• [PROBLEM TO SOLVE] Which of the lines in the data below contain the string "noch"? Copy each of them.

Start of GIVEN DATA

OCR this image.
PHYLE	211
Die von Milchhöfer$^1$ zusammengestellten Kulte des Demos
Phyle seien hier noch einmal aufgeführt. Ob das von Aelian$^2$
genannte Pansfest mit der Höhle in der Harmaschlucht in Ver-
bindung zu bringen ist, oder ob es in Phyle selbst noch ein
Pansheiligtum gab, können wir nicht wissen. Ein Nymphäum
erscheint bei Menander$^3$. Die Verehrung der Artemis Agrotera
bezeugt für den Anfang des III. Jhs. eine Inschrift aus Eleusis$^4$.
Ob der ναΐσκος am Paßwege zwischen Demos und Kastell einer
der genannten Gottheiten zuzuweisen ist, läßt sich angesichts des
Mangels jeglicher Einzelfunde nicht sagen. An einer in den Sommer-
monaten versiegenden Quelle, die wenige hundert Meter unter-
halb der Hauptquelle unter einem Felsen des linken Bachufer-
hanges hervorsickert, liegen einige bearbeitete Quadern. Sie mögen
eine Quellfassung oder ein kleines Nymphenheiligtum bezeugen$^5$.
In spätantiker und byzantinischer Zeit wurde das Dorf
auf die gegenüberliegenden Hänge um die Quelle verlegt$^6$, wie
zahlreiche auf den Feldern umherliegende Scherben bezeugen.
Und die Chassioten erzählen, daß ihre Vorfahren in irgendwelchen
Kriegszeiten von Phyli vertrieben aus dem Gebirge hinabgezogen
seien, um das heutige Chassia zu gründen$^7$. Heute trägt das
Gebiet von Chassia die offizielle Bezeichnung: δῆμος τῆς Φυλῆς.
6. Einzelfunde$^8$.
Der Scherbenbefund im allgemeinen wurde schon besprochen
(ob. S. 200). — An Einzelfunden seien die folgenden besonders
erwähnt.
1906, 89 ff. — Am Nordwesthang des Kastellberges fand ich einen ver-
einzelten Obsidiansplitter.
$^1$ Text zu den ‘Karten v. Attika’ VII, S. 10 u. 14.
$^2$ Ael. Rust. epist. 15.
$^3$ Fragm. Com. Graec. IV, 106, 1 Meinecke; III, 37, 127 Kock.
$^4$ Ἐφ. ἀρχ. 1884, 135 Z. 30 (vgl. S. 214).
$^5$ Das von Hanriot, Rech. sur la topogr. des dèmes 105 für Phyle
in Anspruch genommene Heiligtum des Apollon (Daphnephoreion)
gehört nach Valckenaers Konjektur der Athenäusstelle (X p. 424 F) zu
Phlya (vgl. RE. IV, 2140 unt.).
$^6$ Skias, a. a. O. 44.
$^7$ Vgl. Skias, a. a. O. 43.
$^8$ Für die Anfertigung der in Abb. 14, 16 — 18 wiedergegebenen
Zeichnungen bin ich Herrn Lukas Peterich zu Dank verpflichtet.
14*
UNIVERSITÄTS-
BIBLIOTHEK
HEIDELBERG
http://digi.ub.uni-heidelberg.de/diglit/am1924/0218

End of GIVEN DATA

• [EXPECTED OUTPUT]
Phyle seien hier noch einmal aufgeführt. Ob das von Aelian$^2$
bindung zu bringen ist, oder ob es in Phyle selbst noch ein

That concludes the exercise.